=== Exercise goal ===
Locate and copy each line in the data that contains the word "desc".

=== Entries shown ===

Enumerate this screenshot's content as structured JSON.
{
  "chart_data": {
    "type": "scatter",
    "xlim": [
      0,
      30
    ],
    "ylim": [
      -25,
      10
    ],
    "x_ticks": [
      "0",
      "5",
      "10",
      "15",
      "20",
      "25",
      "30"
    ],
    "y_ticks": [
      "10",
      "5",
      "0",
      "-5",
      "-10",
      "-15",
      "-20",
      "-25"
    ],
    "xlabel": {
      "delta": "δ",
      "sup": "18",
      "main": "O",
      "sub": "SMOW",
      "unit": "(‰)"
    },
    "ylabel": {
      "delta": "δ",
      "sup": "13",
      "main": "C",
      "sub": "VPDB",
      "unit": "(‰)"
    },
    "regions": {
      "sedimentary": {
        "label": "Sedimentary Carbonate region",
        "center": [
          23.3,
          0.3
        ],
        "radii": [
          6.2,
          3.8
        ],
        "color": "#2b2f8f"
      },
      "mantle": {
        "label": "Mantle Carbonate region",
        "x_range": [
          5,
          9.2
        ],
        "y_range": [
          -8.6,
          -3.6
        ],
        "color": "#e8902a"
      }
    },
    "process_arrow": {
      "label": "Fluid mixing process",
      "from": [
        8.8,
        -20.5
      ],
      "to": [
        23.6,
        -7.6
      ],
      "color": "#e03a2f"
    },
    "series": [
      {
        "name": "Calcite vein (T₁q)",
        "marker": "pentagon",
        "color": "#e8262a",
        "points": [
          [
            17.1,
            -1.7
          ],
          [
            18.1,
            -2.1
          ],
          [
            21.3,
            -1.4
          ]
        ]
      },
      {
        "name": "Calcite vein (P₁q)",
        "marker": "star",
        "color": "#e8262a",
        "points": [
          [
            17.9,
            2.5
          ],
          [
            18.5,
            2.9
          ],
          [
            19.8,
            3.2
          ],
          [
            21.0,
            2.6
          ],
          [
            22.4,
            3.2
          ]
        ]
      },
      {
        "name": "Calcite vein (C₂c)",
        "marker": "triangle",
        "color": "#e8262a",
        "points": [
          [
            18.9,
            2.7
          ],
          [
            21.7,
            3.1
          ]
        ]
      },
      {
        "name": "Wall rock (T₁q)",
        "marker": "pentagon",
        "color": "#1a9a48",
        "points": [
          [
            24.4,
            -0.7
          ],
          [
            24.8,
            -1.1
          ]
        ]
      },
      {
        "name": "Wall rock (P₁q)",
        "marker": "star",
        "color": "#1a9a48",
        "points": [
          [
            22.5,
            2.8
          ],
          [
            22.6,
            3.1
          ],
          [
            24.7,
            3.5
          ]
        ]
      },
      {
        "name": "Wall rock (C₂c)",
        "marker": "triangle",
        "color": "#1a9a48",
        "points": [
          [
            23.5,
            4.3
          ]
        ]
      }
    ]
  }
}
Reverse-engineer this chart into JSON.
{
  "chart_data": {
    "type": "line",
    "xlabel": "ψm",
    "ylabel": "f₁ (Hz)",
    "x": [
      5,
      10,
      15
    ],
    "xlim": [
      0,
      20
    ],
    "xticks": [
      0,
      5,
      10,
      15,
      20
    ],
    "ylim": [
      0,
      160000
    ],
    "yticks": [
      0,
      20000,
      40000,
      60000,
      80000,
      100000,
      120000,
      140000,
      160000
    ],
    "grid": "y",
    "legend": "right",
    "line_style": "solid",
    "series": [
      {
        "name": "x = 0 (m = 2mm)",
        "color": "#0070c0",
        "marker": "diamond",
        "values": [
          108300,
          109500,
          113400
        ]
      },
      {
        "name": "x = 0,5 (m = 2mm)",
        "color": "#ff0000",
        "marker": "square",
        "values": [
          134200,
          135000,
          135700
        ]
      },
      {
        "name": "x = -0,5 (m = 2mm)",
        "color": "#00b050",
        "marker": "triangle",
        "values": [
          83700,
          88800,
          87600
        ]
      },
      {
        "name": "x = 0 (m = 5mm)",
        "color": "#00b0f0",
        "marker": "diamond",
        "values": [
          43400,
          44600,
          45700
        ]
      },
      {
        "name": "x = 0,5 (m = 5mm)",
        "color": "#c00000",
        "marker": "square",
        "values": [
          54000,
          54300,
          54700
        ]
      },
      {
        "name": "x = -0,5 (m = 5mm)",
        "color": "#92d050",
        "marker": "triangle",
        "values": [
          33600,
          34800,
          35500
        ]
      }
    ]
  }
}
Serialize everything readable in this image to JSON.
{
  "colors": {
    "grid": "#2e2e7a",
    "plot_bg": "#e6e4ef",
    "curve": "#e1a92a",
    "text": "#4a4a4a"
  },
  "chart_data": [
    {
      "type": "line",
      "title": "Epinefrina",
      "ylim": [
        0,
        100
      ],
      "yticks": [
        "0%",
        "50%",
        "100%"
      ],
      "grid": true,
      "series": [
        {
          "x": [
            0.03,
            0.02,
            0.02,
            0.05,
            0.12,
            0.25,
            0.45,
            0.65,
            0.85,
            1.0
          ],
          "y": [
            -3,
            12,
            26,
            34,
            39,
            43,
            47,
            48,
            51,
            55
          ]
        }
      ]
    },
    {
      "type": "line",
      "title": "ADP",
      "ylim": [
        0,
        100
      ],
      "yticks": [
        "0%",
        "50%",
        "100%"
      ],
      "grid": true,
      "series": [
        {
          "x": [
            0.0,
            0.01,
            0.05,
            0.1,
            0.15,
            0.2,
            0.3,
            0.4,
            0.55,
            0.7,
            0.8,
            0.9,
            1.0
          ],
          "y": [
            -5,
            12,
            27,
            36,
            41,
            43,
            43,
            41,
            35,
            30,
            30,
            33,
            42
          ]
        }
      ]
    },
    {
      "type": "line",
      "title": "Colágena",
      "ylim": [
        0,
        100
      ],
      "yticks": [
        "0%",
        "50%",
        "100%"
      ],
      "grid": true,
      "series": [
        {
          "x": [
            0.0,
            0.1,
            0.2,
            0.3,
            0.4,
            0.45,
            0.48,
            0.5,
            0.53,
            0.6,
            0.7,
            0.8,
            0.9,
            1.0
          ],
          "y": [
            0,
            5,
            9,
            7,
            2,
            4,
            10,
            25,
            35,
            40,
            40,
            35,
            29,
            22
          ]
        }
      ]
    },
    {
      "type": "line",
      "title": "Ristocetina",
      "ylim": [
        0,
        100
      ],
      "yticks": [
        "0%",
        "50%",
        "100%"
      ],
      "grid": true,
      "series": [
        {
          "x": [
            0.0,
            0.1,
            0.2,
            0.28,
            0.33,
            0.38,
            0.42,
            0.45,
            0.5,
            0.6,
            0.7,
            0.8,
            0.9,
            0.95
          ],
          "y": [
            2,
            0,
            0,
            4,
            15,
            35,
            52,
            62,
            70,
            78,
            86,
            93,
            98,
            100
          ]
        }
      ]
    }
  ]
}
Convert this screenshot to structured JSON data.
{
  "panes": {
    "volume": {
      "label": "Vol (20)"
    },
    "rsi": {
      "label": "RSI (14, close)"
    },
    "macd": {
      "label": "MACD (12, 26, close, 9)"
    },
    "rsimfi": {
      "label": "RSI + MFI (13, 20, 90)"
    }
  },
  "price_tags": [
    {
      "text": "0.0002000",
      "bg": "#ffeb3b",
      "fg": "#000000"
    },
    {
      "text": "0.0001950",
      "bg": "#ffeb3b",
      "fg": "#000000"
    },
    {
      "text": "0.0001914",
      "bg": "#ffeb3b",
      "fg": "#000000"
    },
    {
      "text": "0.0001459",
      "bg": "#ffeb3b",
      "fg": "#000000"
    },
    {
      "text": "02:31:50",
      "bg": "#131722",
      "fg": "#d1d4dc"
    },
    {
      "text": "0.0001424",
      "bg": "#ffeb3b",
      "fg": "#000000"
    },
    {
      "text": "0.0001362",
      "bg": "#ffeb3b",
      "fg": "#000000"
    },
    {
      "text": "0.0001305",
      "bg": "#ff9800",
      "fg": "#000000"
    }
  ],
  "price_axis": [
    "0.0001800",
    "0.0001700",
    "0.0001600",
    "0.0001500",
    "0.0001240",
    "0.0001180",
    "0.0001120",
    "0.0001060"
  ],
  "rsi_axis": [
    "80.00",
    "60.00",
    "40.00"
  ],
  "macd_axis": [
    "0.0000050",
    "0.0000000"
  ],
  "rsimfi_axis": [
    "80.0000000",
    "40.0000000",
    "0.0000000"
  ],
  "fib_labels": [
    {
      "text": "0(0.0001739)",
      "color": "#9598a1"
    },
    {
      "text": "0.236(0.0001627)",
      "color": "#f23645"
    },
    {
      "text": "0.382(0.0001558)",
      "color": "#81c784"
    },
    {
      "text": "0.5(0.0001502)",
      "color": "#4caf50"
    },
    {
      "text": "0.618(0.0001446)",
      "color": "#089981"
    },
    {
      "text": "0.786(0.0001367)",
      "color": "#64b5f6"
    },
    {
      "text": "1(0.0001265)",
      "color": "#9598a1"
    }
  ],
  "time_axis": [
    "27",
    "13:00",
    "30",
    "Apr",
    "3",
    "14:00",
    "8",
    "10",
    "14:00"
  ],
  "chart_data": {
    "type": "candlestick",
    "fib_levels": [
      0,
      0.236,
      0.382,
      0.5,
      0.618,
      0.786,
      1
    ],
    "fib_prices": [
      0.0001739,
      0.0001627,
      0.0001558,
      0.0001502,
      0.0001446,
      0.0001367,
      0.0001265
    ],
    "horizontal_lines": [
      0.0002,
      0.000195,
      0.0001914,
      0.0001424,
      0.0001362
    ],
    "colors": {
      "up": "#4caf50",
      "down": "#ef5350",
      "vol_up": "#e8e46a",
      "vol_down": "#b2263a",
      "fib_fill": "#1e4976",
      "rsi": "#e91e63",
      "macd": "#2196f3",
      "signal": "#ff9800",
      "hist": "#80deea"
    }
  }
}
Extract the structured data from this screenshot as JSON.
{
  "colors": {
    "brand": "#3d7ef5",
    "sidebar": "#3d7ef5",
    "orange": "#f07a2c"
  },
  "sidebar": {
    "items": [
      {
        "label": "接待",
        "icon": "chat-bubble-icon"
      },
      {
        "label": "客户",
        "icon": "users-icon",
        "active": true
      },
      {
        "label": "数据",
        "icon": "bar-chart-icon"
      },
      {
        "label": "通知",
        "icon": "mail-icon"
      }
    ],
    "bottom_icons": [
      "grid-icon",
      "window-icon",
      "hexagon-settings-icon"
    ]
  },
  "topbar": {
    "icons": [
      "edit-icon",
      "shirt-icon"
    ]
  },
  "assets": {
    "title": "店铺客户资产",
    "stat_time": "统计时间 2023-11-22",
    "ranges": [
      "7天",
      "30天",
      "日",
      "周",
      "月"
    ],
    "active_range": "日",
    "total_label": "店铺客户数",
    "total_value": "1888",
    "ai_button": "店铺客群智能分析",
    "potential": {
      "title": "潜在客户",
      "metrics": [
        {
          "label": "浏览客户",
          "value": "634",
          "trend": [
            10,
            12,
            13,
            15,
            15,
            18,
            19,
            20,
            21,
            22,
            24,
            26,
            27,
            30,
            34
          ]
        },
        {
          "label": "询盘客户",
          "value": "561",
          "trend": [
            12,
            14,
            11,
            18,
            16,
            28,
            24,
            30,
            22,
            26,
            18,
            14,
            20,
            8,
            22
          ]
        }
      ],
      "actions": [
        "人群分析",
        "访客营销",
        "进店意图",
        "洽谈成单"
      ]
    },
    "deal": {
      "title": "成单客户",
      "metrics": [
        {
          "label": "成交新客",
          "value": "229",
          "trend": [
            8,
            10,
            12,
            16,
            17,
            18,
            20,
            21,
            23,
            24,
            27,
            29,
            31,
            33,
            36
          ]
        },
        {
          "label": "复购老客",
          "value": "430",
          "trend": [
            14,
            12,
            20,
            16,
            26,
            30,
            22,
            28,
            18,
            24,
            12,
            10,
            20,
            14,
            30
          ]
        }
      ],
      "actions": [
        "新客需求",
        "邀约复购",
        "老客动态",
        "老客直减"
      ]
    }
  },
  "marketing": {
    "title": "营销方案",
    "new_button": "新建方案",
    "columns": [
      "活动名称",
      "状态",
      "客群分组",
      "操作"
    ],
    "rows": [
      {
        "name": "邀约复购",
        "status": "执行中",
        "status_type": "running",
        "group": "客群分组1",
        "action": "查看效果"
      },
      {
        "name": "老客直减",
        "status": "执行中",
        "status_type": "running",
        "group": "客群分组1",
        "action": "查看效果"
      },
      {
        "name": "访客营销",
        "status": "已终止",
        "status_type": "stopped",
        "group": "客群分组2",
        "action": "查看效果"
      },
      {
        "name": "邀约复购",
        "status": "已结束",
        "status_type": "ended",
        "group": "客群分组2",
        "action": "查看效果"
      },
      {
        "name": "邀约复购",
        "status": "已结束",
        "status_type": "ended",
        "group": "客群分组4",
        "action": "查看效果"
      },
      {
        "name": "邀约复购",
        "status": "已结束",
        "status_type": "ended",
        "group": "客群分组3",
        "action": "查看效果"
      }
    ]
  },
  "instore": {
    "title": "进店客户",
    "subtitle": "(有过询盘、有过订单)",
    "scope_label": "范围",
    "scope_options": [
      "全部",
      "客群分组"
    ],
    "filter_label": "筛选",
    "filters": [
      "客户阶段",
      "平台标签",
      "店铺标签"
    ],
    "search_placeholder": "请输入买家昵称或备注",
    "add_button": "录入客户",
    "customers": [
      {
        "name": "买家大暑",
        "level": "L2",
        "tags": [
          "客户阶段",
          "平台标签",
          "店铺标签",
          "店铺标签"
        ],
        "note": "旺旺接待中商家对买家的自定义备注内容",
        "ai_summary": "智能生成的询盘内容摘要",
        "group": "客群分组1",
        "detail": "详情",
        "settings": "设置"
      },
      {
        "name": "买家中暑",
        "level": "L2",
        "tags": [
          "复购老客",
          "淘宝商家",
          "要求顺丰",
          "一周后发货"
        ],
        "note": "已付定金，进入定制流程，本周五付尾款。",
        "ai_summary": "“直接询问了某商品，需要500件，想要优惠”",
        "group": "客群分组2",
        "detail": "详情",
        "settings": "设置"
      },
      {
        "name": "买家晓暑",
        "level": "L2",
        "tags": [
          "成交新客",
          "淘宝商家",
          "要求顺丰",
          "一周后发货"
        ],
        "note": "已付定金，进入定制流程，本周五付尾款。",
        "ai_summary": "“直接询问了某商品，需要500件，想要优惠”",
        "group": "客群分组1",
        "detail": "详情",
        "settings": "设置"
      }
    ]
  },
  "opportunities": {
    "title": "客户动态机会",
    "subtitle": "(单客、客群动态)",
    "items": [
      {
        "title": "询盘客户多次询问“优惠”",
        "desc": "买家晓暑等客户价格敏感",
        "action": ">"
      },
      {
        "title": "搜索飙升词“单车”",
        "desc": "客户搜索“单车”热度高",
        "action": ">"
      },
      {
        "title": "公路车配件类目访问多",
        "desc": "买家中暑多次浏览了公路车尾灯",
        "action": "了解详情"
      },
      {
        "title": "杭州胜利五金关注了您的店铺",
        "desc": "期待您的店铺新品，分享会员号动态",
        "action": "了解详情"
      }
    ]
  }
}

=== Finished task ===
        "desc": "买家晓暑等客户价格敏感",
        "desc": "客户搜索“单车”热度高",
        "desc": "买家中暑多次浏览了公路车尾灯",
        "desc": "期待您的店铺新品，分享会员号动态",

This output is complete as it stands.